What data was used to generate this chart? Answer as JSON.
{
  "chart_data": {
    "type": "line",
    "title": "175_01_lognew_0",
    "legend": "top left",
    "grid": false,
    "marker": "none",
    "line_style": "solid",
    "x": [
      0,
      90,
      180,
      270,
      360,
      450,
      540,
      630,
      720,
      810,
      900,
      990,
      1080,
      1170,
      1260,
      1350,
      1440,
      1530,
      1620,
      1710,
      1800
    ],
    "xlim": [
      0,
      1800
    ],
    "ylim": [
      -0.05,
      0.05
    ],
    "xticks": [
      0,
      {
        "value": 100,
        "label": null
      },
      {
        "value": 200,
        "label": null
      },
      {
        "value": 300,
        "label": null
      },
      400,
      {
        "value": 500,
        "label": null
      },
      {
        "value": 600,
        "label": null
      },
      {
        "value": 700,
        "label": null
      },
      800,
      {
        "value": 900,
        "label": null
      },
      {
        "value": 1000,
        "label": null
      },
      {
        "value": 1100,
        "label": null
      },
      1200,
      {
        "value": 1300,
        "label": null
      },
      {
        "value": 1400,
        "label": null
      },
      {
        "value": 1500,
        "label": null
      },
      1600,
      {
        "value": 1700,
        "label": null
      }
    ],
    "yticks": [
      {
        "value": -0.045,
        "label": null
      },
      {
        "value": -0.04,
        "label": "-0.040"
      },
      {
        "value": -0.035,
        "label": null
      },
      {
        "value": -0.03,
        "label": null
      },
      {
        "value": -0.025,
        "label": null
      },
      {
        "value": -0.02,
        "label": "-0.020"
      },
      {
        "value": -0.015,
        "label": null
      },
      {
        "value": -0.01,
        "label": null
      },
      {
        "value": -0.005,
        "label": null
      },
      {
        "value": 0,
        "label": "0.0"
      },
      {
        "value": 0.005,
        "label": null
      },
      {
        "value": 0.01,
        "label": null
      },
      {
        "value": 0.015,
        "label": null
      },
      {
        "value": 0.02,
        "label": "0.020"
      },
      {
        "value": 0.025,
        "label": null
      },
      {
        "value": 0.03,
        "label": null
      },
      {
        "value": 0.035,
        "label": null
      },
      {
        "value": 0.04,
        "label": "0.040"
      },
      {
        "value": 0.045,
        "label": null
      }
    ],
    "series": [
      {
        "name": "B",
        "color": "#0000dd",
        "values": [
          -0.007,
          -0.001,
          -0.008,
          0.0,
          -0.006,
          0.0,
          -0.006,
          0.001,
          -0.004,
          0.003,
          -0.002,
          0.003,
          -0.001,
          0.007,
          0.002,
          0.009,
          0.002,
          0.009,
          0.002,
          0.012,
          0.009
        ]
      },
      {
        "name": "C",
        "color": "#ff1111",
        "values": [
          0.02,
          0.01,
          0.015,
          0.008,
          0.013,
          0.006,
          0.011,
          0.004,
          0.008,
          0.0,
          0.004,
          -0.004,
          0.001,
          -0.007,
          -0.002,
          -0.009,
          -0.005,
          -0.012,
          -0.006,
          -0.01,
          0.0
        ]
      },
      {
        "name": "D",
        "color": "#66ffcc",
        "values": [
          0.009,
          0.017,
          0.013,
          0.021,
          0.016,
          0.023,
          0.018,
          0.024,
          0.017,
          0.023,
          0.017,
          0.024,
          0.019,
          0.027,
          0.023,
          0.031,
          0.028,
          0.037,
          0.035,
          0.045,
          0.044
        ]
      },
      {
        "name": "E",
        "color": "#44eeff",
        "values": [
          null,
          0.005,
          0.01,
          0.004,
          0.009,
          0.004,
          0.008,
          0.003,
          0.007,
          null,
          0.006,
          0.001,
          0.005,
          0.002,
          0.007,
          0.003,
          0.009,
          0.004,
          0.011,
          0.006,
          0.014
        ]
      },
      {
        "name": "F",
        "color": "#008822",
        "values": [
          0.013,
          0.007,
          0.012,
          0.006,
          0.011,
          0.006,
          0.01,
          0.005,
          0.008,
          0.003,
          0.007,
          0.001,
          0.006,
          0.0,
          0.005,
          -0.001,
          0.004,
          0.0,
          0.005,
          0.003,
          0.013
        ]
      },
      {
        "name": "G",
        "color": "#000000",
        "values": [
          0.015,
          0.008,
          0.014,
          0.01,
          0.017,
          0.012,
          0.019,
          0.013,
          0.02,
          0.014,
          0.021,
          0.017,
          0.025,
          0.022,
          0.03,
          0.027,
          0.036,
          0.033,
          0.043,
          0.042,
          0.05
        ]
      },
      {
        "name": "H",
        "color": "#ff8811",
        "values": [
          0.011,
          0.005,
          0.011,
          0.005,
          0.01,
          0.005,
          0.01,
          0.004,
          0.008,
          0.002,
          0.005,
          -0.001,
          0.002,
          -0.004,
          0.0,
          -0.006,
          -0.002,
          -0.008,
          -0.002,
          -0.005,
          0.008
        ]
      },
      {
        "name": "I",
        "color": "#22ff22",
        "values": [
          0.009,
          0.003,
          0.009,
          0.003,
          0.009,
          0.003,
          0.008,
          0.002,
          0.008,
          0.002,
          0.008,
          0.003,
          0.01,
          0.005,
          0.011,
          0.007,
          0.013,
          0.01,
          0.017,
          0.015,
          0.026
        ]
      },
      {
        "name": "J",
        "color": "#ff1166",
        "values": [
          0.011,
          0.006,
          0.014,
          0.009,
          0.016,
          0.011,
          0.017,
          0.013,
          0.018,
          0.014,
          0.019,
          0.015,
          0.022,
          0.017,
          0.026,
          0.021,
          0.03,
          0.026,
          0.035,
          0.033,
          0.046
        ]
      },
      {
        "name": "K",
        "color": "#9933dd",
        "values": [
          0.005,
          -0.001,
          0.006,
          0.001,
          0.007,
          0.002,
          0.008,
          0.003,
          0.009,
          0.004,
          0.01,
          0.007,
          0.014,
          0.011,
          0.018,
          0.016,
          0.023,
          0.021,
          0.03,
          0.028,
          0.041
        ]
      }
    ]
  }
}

_ _ _ _

> [Description of the task] Please quote every record above exactly as it appears.

> [Solved problem]
What data was used to generate this chart? Answer as JSON.
{
  "chart_data": {
    "type": "line",
    "title": "175_01_lognew_0",
    "legend": "top left",
    "grid": false,
    "marker": "none",
    "line_style": "solid",
    "x": [
      0,
      90,
      180,
      270,
      360,
      450,
      540,
      630,
      720,
      810,
      900,
      990,
      1080,
      1170,
      1260,
      1350,
      1440,
      1530,
      1620,
      1710,
      1800
    ],
    "xlim": [
      0,
      1800
    ],
    "ylim": [
      -0.05,
      0.05
    ],
    "xticks": [
      0,
      {
        "value": 100,
        "label": null
      },
      {
        "value": 200,
        "label": null
      },
      {
        "value": 300,
        "label": null
      },
      400,
      {
        "value": 500,
        "label": null
      },
      {
        "value": 600,
        "label": null
      },
      {
        "value": 700,
        "label": null
      },
      800,
      {
        "value": 900,
        "label": null
      },
      {
        "value": 1000,
        "label": null
      },
      {
        "value": 1100,
        "label": null
      },
      1200,
      {
        "value": 1300,
        "label": null
      },
      {
        "value": 1400,
        "label": null
      },
      {
        "value": 1500,
        "label": null
      },
      1600,
      {
        "value": 1700,
        "label": null
      }
    ],
    "yticks": [
      {
        "value": -0.045,
        "label": null
      },
      {
        "value": -0.04,
        "label": "-0.040"
      },
      {
        "value": -0.035,
        "label": null
      },
      {
        "value": -0.03,
        "label": null
      },
      {
        "value": -0.025,
        "label": null
      },
      {
        "value": -0.02,
        "label": "-0.020"
      },
      {
        "value": -0.015,
        "label": null
      },
      {
        "value": -0.01,
        "label": null
      },
      {
        "value": -0.005,
        "label": null
      },
      {
        "value": 0,
        "label": "0.0"
      },
      {
        "value": 0.005,
        "label": null
      },
      {
        "value": 0.01,
        "label": null
      },
      {
        "value": 0.015,
        "label": null
      },
      {
        "value": 0.02,
        "label": "0.020"
      },
      {
        "value": 0.025,
        "label": null
      },
      {
        "value": 0.03,
        "label": null
      },
      {
        "value": 0.035,
        "label": null
      },
      {
        "value": 0.04,
        "label": "0.040"
      },
      {
        "value": 0.045,
        "label": null
      }
    ],
    "series": [
      {
        "name": "B",
        "color": "#0000dd",
        "values": [
          -0.007,
          -0.001,
          -0.008,
          0.0,
          -0.006,
          0.0,
          -0.006,
          0.001,
          -0.004,
          0.003,
          -0.002,
          0.003,
          -0.001,
          0.007,
          0.002,
          0.009,
          0.002,
          0.009,
          0.002,
          0.012,
          0.009
        ]
      },
      {
        "name": "C",
        "color": "#ff1111",
        "values": [
          0.02,
          0.01,
          0.015,
          0.008,
          0.013,
          0.006,
          0.011,
          0.004,
          0.008,
          0.0,
          0.004,
          -0.004,
          0.001,
          -0.007,
          -0.002,
          -0.009,
          -0.005,
          -0.012,
          -0.006,
          -0.01,
          0.0
        ]
      },
      {
        "name": "D",
        "color": "#66ffcc",
        "values": [
          0.009,
          0.017,
          0.013,
          0.021,
          0.016,
          0.023,
          0.018,
          0.024,
          0.017,
          0.023,
          0.017,
          0.024,
          0.019,
          0.027,
          0.023,
          0.031,
          0.028,
          0.037,
          0.035,
          0.045,
          0.044
        ]
      },
      {
        "name": "E",
        "color": "#44eeff",
        "values": [
          null,
          0.005,
          0.01,
          0.004,
          0.009,
          0.004,
          0.008,
          0.003,
          0.007,
          null,
          0.006,
          0.001,
          0.005,
          0.002,
          0.007,
          0.003,
          0.009,
          0.004,
          0.011,
          0.006,
          0.014
        ]
      },
      {
        "name": "F",
        "color": "#008822",
        "values": [
          0.013,
          0.007,
          0.012,
          0.006,
          0.011,
          0.006,
          0.01,
          0.005,
          0.008,
          0.003,
          0.007,
          0.001,
          0.006,
          0.0,
          0.005,
          -0.001,
          0.004,
          0.0,
          0.005,
          0.003,
          0.013
        ]
      },
      {
        "name": "G",
        "color": "#000000",
        "values": [
          0.015,
          0.008,
          0.014,
          0.01,
          0.017,
          0.012,
          0.019,
          0.013,
          0.02,
          0.014,
          0.021,
          0.017,
          0.025,
          0.022,
          0.03,
          0.027,
          0.036,
          0.033,
          0.043,
          0.042,
          0.05
        ]
      },
      {
        "name": "H",
        "color": "#ff8811",
        "values": [
          0.011,
          0.005,
          0.011,
          0.005,
          0.01,
          0.005,
          0.01,
          0.004,
          0.008,
          0.002,
          0.005,
          -0.001,
          0.002,
          -0.004,
          0.0,
          -0.006,
          -0.002,
          -0.008,
          -0.002,
          -0.005,
          0.008
        ]
      },
      {
        "name": "I",
        "color": "#22ff22",
        "values": [
          0.009,
          0.003,
          0.009,
          0.003,
          0.009,
          0.003,
          0.008,
          0.002,
          0.008,
          0.002,
          0.008,
          0.003,
          0.01,
          0.005,
          0.011,
          0.007,
          0.013,
          0.01,
          0.017,
          0.015,
          0.026
        ]
      },
      {
        "name": "J",
        "color": "#ff1166",
        "values": [
          0.011,
          0.006,
          0.014,
          0.009,
          0.016,
          0.011,
          0.017,
          0.013,
          0.018,
          0.014,
          0.019,
          0.015,
          0.022,
          0.017,
          0.026,
          0.021,
          0.03,
          0.026,
          0.035,
          0.033,
          0.046
        ]
      },
      {
        "name": "K",
        "color": "#9933dd",
        "values": [
          0.005,
          -0.001,
          0.006,
          0.001,
          0.007,
          0.002,
          0.008,
          0.003,
          0.009,
          0.004,
          0.01,
          0.007,
          0.014,
          0.011,
          0.018,
          0.016,
          0.023,
          0.021,
          0.03,
          0.028,
          0.041
        ]
      }
    ]
  }
}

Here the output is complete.